** Task description **
Check each line for the string "value" and give only the count of lines that have it.

-=-=-

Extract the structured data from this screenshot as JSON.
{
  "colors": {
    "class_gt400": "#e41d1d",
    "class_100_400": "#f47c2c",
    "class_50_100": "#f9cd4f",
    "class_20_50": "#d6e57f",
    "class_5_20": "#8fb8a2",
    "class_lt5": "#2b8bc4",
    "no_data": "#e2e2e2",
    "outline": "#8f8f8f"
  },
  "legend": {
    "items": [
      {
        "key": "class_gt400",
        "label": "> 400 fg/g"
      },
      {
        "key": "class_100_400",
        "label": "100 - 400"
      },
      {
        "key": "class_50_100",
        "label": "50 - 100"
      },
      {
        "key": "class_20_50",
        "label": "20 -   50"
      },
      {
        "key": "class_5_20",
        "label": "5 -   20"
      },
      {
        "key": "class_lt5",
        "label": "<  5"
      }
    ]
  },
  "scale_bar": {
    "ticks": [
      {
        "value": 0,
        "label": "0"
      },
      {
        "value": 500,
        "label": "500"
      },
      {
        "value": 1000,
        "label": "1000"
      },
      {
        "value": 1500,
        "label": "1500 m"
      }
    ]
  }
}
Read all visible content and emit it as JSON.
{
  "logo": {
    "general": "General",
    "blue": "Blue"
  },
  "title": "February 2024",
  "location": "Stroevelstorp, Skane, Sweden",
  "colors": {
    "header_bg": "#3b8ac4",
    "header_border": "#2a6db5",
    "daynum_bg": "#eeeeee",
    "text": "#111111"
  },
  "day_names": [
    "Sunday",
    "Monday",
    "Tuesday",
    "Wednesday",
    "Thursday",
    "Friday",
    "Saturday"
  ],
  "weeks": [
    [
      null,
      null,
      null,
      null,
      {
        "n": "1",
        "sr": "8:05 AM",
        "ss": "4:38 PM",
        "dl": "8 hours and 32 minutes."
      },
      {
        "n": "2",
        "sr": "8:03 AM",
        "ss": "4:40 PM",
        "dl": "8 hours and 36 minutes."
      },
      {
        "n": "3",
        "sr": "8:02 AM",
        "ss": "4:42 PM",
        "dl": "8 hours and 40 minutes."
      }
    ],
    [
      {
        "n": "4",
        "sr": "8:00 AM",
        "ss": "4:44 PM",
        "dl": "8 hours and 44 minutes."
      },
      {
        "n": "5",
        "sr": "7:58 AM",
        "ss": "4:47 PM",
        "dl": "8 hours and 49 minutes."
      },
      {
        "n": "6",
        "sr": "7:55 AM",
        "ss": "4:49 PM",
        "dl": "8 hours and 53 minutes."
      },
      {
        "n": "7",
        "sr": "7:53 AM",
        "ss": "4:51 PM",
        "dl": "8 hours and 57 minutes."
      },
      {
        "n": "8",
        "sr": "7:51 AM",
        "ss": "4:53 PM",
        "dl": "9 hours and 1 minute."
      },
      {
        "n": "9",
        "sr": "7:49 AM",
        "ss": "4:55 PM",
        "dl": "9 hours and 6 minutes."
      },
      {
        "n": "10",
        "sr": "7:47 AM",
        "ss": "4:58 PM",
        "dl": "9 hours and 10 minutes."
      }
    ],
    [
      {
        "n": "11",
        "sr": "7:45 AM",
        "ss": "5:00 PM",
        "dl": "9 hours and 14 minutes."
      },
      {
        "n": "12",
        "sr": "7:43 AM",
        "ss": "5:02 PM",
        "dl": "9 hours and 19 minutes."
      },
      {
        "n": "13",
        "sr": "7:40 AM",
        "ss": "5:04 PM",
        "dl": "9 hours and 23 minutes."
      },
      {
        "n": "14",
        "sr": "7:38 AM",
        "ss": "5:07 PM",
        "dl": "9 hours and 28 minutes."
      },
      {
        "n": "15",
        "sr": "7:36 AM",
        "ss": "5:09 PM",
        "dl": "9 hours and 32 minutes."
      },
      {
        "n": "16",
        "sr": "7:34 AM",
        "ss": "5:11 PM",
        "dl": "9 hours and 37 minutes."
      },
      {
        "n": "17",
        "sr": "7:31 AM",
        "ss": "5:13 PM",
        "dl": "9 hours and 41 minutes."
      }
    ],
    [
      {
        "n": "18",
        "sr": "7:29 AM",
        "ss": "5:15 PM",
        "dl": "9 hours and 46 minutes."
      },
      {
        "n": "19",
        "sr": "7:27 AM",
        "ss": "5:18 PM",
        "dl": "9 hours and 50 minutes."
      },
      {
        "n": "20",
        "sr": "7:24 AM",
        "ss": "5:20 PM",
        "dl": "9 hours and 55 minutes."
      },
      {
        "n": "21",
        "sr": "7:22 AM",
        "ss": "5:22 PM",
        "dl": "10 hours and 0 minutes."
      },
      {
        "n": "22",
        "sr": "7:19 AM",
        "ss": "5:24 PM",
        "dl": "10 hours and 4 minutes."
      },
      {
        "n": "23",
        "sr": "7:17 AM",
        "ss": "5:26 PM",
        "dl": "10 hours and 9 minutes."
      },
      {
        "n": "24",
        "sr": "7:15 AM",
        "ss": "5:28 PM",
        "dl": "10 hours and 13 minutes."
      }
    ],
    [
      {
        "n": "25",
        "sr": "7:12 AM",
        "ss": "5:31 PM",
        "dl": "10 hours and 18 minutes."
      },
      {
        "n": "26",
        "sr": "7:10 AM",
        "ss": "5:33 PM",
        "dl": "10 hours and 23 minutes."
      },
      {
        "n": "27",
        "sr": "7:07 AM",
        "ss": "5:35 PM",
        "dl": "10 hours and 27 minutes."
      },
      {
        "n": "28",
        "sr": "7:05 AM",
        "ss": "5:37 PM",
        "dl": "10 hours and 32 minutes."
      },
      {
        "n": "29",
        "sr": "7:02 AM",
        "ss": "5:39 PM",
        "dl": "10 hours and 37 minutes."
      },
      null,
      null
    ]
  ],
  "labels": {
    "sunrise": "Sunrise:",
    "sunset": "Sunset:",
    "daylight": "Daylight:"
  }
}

-=-=-

** Result of the exercise **
4